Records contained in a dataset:
######
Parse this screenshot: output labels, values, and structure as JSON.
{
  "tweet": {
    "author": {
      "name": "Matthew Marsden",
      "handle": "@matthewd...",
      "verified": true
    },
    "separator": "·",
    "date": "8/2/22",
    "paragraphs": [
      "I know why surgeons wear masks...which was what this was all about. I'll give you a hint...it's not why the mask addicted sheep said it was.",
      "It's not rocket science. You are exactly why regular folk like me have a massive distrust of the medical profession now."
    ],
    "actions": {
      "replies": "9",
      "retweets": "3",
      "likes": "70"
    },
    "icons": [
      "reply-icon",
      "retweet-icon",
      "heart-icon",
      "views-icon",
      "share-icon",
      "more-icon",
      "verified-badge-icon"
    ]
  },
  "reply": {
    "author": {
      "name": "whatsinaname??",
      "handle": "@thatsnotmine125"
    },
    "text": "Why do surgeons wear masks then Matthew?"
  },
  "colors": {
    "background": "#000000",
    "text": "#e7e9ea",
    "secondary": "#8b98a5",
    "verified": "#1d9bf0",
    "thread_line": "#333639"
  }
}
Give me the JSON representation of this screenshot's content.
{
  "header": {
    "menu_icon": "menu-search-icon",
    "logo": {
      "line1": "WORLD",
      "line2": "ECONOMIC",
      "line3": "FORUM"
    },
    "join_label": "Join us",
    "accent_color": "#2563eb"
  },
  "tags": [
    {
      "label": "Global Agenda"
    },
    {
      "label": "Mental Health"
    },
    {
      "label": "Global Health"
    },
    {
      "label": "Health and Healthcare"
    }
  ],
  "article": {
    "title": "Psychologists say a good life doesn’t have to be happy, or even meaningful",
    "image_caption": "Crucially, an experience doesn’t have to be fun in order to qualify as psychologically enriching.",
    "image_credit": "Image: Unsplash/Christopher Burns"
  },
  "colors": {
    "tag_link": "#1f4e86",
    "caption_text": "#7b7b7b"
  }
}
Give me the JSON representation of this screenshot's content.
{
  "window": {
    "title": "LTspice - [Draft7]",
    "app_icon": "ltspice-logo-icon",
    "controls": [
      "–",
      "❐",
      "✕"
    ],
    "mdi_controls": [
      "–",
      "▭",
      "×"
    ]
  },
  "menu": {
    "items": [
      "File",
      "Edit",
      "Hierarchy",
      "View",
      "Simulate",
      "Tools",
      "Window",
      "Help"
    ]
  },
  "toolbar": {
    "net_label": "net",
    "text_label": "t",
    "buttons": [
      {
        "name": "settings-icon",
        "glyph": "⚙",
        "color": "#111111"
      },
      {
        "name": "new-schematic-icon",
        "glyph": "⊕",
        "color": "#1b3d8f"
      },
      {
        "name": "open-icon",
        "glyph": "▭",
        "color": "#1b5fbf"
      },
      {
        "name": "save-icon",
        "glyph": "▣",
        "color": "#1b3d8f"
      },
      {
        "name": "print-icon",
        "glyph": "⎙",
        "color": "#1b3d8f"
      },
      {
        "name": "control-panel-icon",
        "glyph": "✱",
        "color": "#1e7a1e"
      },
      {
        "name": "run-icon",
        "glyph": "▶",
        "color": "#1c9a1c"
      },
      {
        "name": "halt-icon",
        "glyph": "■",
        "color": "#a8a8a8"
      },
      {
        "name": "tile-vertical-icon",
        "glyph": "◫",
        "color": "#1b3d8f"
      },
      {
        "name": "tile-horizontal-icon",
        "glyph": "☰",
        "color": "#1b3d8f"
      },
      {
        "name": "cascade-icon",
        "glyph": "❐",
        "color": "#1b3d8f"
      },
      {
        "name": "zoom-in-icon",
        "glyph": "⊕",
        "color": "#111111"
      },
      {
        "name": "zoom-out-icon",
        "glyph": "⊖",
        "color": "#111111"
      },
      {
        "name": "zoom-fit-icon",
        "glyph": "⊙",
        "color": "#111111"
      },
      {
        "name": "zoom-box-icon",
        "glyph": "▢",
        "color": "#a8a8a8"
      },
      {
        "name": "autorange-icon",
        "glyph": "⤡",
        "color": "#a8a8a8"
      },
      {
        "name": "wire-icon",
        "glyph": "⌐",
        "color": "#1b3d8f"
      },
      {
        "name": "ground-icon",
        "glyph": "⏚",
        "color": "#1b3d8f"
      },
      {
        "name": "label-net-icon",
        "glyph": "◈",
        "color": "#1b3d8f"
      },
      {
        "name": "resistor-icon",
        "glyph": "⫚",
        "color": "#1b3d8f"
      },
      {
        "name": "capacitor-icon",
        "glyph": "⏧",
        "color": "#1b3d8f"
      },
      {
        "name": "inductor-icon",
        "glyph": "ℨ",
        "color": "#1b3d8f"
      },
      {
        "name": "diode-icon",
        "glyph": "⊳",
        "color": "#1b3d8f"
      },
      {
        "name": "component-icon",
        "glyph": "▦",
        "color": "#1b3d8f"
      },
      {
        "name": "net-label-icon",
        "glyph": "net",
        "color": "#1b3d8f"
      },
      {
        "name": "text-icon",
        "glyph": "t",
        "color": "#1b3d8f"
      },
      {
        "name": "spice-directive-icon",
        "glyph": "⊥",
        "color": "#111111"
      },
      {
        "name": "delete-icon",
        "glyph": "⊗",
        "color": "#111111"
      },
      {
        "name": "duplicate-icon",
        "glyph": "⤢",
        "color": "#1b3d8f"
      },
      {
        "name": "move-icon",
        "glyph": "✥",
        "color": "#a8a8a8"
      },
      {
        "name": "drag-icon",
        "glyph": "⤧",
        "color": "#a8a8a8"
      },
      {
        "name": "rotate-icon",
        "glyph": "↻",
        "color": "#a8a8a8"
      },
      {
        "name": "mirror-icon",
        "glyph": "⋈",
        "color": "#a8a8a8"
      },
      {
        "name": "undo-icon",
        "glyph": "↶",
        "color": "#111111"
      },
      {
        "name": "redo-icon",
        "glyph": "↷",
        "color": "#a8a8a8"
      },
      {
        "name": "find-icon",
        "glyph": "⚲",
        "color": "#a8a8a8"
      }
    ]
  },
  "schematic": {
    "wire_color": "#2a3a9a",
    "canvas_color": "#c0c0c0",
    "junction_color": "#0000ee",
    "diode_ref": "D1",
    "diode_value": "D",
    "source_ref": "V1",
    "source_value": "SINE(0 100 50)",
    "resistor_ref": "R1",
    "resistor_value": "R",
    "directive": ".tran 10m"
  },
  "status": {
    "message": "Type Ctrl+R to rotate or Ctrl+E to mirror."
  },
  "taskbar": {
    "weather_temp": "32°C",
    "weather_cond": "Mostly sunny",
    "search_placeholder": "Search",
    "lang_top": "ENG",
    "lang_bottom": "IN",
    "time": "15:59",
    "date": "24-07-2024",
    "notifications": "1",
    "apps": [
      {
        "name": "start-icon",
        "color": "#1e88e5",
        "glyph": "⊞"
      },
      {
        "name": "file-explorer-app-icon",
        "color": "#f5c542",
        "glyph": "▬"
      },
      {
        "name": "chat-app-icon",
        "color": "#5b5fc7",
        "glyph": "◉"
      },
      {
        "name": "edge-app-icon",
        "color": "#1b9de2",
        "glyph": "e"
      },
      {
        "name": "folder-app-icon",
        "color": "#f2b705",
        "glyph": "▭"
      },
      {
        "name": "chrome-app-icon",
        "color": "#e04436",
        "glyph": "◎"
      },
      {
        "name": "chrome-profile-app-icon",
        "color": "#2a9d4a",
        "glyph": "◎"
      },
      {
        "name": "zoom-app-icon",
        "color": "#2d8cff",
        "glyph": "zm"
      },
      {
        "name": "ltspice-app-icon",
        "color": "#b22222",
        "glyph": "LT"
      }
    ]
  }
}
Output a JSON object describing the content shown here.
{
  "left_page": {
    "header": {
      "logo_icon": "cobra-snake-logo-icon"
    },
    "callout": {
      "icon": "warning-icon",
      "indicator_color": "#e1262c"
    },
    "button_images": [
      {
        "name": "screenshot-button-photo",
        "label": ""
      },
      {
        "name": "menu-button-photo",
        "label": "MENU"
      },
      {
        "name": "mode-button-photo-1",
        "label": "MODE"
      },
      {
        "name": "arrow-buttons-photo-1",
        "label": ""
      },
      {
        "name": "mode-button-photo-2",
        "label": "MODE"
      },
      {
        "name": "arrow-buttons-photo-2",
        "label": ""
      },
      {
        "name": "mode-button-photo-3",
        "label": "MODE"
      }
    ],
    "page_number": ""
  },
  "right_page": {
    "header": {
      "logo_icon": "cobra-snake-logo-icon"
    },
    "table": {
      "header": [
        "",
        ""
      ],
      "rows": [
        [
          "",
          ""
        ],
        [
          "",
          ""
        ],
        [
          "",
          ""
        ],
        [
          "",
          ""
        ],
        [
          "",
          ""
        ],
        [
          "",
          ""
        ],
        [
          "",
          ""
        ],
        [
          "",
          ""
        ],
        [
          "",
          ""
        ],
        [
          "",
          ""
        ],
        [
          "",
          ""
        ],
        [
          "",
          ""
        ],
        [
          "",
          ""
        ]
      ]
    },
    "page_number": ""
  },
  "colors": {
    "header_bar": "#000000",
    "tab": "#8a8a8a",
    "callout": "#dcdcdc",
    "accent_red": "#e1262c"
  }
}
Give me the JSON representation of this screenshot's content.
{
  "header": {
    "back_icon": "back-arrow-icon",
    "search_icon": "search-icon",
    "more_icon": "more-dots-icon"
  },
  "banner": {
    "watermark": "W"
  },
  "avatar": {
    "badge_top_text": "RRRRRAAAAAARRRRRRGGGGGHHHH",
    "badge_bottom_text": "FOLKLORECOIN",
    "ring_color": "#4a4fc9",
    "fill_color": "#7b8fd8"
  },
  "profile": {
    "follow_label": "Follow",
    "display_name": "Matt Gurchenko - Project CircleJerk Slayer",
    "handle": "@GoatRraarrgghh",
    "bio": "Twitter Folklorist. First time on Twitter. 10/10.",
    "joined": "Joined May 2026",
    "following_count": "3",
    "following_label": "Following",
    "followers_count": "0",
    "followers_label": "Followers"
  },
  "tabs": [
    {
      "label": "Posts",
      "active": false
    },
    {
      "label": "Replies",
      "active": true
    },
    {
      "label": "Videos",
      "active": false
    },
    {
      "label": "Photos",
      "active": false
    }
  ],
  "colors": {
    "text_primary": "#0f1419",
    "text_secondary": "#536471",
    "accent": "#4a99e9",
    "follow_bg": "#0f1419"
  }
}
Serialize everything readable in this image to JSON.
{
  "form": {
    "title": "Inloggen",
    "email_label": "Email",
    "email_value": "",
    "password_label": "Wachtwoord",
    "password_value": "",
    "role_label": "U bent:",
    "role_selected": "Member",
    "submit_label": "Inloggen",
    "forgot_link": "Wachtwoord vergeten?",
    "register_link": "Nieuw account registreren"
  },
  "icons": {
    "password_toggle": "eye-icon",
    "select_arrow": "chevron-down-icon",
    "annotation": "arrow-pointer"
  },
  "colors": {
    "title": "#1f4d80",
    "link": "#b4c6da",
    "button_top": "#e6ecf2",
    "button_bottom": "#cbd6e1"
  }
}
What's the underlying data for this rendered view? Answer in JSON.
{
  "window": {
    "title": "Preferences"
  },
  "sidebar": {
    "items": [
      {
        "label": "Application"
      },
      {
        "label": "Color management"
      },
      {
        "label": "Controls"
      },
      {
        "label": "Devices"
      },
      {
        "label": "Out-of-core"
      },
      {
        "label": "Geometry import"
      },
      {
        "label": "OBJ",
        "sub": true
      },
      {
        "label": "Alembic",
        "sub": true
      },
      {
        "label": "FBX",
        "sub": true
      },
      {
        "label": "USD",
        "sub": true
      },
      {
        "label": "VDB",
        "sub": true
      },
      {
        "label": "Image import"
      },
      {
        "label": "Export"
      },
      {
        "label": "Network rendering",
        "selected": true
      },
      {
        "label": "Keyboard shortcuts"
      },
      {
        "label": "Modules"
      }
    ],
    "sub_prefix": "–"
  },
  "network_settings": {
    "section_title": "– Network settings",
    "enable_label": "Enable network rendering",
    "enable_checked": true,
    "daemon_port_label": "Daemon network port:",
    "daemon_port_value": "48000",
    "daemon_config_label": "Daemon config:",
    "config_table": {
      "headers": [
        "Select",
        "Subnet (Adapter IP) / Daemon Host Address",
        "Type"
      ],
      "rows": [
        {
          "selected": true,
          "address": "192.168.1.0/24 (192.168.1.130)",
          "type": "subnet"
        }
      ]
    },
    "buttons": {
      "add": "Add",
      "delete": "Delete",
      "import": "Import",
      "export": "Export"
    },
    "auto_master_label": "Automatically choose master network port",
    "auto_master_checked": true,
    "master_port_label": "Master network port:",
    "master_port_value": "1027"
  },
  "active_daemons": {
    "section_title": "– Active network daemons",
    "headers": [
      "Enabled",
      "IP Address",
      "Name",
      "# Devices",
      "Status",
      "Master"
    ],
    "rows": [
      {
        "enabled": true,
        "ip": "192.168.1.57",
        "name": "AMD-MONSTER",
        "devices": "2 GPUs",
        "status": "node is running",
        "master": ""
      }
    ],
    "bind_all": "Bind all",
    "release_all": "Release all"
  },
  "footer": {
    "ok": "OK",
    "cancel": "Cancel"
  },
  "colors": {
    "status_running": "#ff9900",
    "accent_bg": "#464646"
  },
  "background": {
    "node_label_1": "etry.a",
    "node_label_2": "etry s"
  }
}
######
## JOB
Lines holding the word "handle" in the entries above are the ones to pull out. Copy them all.

## SOLUTION TO THIS PROBLEM
      "handle": "@matthewd...",
      "handle": "@thatsnotmine125"
    "handle": "@GoatRraarrgghh",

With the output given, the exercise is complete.